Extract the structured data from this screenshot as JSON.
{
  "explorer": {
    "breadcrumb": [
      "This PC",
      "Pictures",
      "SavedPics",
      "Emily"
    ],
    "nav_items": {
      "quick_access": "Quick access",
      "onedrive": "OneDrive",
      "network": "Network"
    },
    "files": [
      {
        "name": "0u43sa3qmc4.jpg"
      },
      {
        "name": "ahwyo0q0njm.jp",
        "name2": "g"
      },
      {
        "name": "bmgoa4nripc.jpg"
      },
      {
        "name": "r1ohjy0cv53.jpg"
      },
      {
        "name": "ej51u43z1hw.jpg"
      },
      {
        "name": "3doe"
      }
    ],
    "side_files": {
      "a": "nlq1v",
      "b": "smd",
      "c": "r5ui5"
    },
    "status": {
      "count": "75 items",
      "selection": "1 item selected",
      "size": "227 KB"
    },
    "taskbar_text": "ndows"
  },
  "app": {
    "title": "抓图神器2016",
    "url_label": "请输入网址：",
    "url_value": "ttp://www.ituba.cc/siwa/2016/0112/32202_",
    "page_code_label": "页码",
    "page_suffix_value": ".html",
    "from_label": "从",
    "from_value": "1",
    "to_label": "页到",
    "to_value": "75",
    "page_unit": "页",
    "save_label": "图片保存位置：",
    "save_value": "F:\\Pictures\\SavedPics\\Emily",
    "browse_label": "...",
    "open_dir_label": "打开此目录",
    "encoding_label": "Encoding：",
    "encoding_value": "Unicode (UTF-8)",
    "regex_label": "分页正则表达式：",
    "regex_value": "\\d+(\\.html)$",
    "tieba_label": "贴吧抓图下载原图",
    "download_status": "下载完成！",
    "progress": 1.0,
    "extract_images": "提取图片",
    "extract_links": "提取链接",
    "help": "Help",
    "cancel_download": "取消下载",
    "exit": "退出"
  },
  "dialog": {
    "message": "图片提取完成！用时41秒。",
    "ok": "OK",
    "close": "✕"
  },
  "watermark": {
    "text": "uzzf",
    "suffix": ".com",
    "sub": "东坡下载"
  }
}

● ● ● ● ● ● ●

▶ [Set problem]
Write out every line of the material again, exactly as it reads.

▶ [Result for this task]
Extract the structured data from this screenshot as JSON.
{
  "explorer": {
    "breadcrumb": [
      "This PC",
      "Pictures",
      "SavedPics",
      "Emily"
    ],
    "nav_items": {
      "quick_access": "Quick access",
      "onedrive": "OneDrive",
      "network": "Network"
    },
    "files": [
      {
        "name": "0u43sa3qmc4.jpg"
      },
      {
        "name": "ahwyo0q0njm.jp",
        "name2": "g"
      },
      {
        "name": "bmgoa4nripc.jpg"
      },
      {
        "name": "r1ohjy0cv53.jpg"
      },
      {
        "name": "ej51u43z1hw.jpg"
      },
      {
        "name": "3doe"
      }
    ],
    "side_files": {
      "a": "nlq1v",
      "b": "smd",
      "c": "r5ui5"
    },
    "status": {
      "count": "75 items",
      "selection": "1 item selected",
      "size": "227 KB"
    },
    "taskbar_text": "ndows"
  },
  "app": {
    "title": "抓图神器2016",
    "url_label": "请输入网址：",
    "url_value": "ttp://www.ituba.cc/siwa/2016/0112/32202_",
    "page_code_label": "页码",
    "page_suffix_value": ".html",
    "from_label": "从",
    "from_value": "1",
    "to_label": "页到",
    "to_value": "75",
    "page_unit": "页",
    "save_label": "图片保存位置：",
    "save_value": "F:\\Pictures\\SavedPics\\Emily",
    "browse_label": "...",
    "open_dir_label": "打开此目录",
    "encoding_label": "Encoding：",
    "encoding_value": "Unicode (UTF-8)",
    "regex_label": "分页正则表达式：",
    "regex_value": "\\d+(\\.html)$",
    "tieba_label": "贴吧抓图下载原图",
    "download_status": "下载完成！",
    "progress": 1.0,
    "extract_images": "提取图片",
    "extract_links": "提取链接",
    "help": "Help",
    "cancel_download": "取消下载",
    "exit": "退出"
  },
  "dialog": {
    "message": "图片提取完成！用时41秒。",
    "ok": "OK",
    "close": "✕"
  },
  "watermark": {
    "text": "uzzf",
    "suffix": ".com",
    "sub": "东坡下载"
  }
}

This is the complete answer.